#### Brief:
Retype the lines below word for word, keeping their order.

#### Dataset:
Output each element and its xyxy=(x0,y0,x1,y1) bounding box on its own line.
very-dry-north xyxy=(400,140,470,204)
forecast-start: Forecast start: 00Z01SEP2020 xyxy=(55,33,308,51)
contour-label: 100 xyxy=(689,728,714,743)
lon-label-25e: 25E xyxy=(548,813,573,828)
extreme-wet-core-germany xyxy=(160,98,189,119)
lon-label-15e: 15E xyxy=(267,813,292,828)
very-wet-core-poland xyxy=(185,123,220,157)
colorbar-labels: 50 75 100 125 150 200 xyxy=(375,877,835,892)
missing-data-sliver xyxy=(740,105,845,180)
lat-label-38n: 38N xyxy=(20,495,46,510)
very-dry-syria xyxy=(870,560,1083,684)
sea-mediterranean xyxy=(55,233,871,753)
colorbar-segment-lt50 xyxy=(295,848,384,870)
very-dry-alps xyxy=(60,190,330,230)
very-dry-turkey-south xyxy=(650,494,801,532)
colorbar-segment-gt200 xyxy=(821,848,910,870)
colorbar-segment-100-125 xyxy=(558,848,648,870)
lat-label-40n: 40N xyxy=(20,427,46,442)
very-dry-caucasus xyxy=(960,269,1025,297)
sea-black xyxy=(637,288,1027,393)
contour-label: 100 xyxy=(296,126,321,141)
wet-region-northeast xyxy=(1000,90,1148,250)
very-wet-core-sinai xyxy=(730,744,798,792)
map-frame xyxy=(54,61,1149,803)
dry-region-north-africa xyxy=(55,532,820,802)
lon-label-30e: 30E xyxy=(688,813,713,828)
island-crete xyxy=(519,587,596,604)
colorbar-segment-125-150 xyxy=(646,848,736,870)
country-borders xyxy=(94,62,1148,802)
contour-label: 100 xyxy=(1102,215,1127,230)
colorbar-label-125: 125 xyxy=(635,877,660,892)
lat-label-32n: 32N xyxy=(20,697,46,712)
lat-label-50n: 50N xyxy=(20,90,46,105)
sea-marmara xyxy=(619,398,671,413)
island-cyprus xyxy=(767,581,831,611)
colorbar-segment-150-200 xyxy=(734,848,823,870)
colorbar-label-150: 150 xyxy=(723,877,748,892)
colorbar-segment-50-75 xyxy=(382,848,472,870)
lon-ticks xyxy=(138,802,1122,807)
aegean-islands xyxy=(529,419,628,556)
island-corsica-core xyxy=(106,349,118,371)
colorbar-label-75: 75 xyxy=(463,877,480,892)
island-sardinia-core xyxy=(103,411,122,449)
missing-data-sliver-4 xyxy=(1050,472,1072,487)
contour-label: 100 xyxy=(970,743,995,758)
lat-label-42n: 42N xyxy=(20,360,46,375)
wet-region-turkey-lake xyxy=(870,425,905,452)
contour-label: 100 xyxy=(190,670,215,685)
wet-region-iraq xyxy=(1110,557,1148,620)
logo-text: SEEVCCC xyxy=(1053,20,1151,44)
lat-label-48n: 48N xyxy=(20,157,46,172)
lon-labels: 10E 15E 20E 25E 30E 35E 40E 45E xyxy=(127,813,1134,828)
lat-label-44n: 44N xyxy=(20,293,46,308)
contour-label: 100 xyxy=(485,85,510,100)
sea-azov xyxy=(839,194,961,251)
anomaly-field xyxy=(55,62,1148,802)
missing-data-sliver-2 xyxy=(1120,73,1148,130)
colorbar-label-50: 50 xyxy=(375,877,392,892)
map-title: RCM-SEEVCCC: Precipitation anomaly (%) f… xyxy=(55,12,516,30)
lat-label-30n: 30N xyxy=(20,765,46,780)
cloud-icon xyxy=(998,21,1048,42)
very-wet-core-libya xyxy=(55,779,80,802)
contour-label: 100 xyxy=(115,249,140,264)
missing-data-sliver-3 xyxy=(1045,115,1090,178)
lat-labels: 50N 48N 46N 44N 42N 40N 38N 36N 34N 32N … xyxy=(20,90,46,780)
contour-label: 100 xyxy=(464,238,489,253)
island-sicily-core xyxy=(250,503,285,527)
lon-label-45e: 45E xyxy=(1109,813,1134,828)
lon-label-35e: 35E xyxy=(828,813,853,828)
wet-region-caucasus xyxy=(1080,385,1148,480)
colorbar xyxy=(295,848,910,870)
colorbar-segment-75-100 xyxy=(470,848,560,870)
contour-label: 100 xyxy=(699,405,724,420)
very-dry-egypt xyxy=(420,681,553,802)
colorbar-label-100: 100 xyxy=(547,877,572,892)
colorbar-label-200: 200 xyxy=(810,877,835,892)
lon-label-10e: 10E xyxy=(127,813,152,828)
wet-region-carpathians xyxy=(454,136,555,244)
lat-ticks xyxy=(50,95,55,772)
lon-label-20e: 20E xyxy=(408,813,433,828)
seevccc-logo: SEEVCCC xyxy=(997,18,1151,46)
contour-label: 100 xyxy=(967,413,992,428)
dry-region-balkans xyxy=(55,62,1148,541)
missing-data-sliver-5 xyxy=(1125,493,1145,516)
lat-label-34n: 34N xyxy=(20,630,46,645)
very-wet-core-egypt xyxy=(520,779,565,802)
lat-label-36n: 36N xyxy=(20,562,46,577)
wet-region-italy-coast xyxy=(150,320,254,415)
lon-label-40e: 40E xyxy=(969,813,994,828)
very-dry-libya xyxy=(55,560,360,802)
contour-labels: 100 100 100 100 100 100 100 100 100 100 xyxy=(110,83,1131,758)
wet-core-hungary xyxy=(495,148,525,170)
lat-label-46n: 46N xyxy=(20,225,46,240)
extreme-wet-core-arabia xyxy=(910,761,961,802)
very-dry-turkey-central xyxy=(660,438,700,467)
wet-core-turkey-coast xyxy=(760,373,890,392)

#### Answer to this task:
Output each element and its xyxy=(x0,y0,x1,y1) bounding box on its own line.
very-dry-north xyxy=(400,140,470,204)
forecast-start: Forecast start: 00Z01SEP2020 xyxy=(55,33,308,51)
contour-label: 100 xyxy=(689,728,714,743)
lon-label-25e: 25E xyxy=(548,813,573,828)
extreme-wet-core-germany xyxy=(160,98,189,119)
lon-label-15e: 15E xyxy=(267,813,292,828)
very-wet-core-poland xyxy=(185,123,220,157)
colorbar-labels: 50 75 100 125 150 200 xyxy=(375,877,835,892)
missing-data-sliver xyxy=(740,105,845,180)
lat-label-38n: 38N xyxy=(20,495,46,510)
very-dry-syria xyxy=(870,560,1083,684)
sea-mediterranean xyxy=(55,233,871,753)
colorbar-segment-lt50 xyxy=(295,848,384,870)
very-dry-alps xyxy=(60,190,330,230)
very-dry-turkey-south xyxy=(650,494,801,532)
colorbar-segment-gt200 xyxy=(821,848,910,870)
colorbar-segment-100-125 xyxy=(558,848,648,870)
lat-label-40n: 40N xyxy=(20,427,46,442)
very-dry-caucasus xyxy=(960,269,1025,297)
sea-black xyxy=(637,288,1027,393)
contour-label: 100 xyxy=(296,126,321,141)
wet-region-northeast xyxy=(1000,90,1148,250)
very-wet-core-sinai xyxy=(730,744,798,792)
map-frame xyxy=(54,61,1149,803)
dry-region-north-africa xyxy=(55,532,820,802)
lon-label-30e: 30E xyxy=(688,813,713,828)
island-crete xyxy=(519,587,596,604)
colorbar-segment-125-150 xyxy=(646,848,736,870)
country-borders xyxy=(94,62,1148,802)
contour-label: 100 xyxy=(1102,215,1127,230)
colorbar-label-125: 125 xyxy=(635,877,660,892)
lat-label-32n: 32N xyxy=(20,697,46,712)
lat-label-50n: 50N xyxy=(20,90,46,105)
sea-marmara xyxy=(619,398,671,413)
island-cyprus xyxy=(767,581,831,611)
colorbar-segment-150-200 xyxy=(734,848,823,870)
colorbar-label-150: 150 xyxy=(723,877,748,892)
colorbar-segment-50-75 xyxy=(382,848,472,870)
lon-ticks xyxy=(138,802,1122,807)
aegean-islands xyxy=(529,419,628,556)
island-corsica-core xyxy=(106,349,118,371)
colorbar-label-75: 75 xyxy=(463,877,480,892)
island-sardinia-core xyxy=(103,411,122,449)
missing-data-sliver-4 xyxy=(1050,472,1072,487)
contour-label: 100 xyxy=(970,743,995,758)
lat-label-42n: 42N xyxy=(20,360,46,375)
wet-region-turkey-lake xyxy=(870,425,905,452)
contour-label: 100 xyxy=(190,670,215,685)
wet-region-iraq xyxy=(1110,557,1148,620)
logo-text: SEEVCCC xyxy=(1053,20,1151,44)
lat-label-48n: 48N xyxy=(20,157,46,172)
lon-labels: 10E 15E 20E 25E 30E 35E 40E 45E xyxy=(127,813,1134,828)
lat-label-44n: 44N xyxy=(20,293,46,308)
contour-label: 100 xyxy=(485,85,510,100)
sea-azov xyxy=(839,194,961,251)
anomaly-field xyxy=(55,62,1148,802)
missing-data-sliver-2 xyxy=(1120,73,1148,130)
colorbar-label-50: 50 xyxy=(375,877,392,892)
map-title: RCM-SEEVCCC: Precipitation anomaly (%) f… xyxy=(55,12,516,30)
lat-label-30n: 30N xyxy=(20,765,46,780)
cloud-icon xyxy=(998,21,1048,42)
very-wet-core-libya xyxy=(55,779,80,802)
contour-label: 100 xyxy=(115,249,140,264)
missing-data-sliver-3 xyxy=(1045,115,1090,178)
lat-labels: 50N 48N 46N 44N 42N 40N 38N 36N 34N 32N … xyxy=(20,90,46,780)
contour-label: 100 xyxy=(464,238,489,253)
island-sicily-core xyxy=(250,503,285,527)
lon-label-45e: 45E xyxy=(1109,813,1134,828)
lon-label-35e: 35E xyxy=(828,813,853,828)
wet-region-caucasus xyxy=(1080,385,1148,480)
colorbar xyxy=(295,848,910,870)
colorbar-segment-75-100 xyxy=(470,848,560,870)
contour-label: 100 xyxy=(699,405,724,420)
very-dry-egypt xyxy=(420,681,553,802)
colorbar-label-100: 100 xyxy=(547,877,572,892)
colorbar-label-200: 200 xyxy=(810,877,835,892)
lon-label-10e: 10E xyxy=(127,813,152,828)
wet-region-carpathians xyxy=(454,136,555,244)
lat-ticks xyxy=(50,95,55,772)
lon-label-20e: 20E xyxy=(408,813,433,828)
seevccc-logo: SEEVCCC xyxy=(997,18,1151,46)
contour-label: 100 xyxy=(967,413,992,428)
dry-region-balkans xyxy=(55,62,1148,541)
missing-data-sliver-5 xyxy=(1125,493,1145,516)
lat-label-34n: 34N xyxy=(20,630,46,645)
very-wet-core-egypt xyxy=(520,779,565,802)
lat-label-36n: 36N xyxy=(20,562,46,577)
wet-region-italy-coast xyxy=(150,320,254,415)
lon-label-40e: 40E xyxy=(969,813,994,828)
very-dry-libya xyxy=(55,560,360,802)
contour-labels: 100 100 100 100 100 100 100 100 100 100 xyxy=(110,83,1131,758)
wet-core-hungary xyxy=(495,148,525,170)
lat-label-46n: 46N xyxy=(20,225,46,240)
extreme-wet-core-arabia xyxy=(910,761,961,802)
very-dry-turkey-central xyxy=(660,438,700,467)
wet-core-turkey-coast xyxy=(760,373,890,392)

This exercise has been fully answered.